Your goal:
Read through the records below and copy each line that uses the word "content".

Given data:
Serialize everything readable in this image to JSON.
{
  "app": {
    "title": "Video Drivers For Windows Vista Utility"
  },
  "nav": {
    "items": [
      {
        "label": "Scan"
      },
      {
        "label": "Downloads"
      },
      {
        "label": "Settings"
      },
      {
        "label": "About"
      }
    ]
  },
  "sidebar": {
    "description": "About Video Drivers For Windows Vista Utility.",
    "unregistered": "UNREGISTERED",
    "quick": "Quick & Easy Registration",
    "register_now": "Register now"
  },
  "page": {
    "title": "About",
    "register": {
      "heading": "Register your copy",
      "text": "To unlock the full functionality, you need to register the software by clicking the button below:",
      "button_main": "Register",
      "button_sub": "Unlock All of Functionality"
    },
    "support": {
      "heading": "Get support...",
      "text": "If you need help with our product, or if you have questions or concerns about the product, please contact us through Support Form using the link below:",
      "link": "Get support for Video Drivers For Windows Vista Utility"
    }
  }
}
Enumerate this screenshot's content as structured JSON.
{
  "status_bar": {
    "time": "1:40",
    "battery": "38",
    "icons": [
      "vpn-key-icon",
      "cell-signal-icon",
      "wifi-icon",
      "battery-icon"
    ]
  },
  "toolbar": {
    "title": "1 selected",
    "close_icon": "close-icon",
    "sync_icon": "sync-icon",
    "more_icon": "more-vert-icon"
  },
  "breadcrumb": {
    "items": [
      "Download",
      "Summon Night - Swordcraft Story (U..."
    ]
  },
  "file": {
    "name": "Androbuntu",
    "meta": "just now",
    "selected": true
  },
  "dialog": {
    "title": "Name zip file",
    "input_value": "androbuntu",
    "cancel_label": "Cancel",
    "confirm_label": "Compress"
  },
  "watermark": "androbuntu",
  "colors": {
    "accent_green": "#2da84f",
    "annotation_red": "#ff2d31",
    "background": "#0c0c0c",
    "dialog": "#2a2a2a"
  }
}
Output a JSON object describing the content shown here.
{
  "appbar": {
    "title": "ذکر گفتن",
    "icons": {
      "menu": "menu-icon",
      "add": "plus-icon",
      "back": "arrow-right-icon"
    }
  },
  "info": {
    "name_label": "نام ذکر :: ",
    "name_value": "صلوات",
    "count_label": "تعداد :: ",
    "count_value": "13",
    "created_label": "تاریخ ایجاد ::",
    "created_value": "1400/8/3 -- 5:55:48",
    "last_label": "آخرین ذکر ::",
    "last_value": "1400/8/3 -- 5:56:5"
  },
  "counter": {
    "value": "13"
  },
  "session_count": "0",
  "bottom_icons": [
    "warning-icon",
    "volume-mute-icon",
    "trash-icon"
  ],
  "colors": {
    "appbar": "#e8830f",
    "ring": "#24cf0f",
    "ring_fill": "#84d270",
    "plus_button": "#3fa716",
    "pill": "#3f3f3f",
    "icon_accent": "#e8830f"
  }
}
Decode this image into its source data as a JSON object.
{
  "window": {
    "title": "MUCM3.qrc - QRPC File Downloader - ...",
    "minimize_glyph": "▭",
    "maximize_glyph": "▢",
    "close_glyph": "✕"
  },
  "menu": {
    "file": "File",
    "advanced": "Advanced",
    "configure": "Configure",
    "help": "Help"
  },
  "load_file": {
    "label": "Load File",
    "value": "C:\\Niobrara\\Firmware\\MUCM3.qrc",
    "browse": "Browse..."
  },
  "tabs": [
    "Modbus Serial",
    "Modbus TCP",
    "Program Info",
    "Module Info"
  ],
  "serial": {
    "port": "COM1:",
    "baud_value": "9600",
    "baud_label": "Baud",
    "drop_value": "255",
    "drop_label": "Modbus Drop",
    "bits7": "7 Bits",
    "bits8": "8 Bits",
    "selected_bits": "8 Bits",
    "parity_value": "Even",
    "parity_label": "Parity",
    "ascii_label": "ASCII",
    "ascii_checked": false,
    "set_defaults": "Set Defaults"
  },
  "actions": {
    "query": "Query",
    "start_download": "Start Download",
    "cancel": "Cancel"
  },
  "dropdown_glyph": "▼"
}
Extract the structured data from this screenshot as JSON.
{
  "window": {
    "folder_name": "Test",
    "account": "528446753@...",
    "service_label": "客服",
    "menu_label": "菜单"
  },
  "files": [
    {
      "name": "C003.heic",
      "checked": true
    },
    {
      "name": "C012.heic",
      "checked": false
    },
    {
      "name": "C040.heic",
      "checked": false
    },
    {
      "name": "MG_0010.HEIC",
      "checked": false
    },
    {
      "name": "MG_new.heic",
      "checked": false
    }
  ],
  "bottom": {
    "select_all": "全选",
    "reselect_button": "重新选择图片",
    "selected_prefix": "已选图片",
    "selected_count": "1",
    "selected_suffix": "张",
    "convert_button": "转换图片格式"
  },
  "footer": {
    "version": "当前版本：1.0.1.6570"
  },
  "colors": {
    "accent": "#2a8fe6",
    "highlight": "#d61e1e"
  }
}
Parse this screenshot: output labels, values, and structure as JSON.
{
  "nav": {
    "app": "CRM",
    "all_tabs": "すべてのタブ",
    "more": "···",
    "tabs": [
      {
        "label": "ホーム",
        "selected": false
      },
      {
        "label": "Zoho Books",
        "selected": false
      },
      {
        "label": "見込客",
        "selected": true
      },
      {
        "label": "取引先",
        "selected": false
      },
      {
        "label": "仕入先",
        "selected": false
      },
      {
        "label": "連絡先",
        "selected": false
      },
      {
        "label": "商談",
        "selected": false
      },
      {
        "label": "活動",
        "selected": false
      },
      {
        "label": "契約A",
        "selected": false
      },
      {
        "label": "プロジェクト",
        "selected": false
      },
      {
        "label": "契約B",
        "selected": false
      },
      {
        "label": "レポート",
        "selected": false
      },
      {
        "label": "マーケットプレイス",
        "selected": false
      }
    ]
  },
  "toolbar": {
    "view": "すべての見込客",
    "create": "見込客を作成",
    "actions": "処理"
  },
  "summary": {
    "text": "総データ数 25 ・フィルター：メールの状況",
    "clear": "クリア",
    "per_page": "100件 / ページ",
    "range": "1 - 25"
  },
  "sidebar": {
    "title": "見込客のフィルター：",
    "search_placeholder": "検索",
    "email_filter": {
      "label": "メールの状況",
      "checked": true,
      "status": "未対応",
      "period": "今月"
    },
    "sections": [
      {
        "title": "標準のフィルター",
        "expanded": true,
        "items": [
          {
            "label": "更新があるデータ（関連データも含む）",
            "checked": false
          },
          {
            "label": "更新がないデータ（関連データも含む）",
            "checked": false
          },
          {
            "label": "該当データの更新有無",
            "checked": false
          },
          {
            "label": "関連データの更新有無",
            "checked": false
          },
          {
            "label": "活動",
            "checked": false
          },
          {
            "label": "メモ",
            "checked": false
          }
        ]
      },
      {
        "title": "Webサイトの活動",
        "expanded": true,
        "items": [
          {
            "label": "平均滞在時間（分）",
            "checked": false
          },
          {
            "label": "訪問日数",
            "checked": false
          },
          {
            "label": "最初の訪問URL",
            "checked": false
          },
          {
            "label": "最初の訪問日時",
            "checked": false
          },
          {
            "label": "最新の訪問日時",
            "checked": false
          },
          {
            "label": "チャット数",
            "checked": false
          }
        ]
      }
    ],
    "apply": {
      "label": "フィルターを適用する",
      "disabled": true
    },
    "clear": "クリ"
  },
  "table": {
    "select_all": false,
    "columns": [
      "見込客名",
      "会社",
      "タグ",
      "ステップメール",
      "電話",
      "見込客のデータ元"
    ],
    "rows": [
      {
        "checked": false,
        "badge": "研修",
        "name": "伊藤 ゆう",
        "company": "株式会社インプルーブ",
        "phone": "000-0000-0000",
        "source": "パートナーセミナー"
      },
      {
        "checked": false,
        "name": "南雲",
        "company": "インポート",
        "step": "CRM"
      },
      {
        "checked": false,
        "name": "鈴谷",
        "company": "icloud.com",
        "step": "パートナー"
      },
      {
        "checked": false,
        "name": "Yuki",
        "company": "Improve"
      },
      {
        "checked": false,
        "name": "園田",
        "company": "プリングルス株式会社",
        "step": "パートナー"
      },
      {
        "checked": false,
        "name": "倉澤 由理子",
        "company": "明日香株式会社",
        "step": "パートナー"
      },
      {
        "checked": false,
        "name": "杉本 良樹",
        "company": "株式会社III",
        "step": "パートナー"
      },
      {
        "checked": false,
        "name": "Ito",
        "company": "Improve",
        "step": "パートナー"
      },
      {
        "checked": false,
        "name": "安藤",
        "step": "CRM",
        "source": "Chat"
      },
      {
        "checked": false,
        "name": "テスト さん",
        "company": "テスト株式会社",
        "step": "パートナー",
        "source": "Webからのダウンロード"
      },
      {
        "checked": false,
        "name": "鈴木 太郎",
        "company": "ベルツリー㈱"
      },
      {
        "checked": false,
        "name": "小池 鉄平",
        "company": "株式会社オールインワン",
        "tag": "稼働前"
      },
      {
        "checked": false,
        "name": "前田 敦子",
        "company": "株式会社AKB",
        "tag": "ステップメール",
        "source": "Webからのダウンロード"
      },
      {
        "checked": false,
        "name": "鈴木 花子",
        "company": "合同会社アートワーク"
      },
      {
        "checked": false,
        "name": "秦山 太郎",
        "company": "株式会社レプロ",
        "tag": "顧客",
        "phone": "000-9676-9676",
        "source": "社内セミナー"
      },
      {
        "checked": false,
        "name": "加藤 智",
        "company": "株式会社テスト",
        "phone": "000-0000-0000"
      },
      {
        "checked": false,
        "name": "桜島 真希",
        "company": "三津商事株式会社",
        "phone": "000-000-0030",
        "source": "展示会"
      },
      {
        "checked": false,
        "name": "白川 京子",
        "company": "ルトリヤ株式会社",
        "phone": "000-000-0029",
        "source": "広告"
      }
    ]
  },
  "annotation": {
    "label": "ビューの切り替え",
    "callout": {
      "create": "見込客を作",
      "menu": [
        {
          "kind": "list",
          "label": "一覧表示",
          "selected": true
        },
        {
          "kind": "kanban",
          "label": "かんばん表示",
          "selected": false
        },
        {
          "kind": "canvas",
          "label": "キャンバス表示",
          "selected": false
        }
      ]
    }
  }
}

Output:
Enumerate this screenshot's content as structured JSON.
Output a JSON object describing the content shown here.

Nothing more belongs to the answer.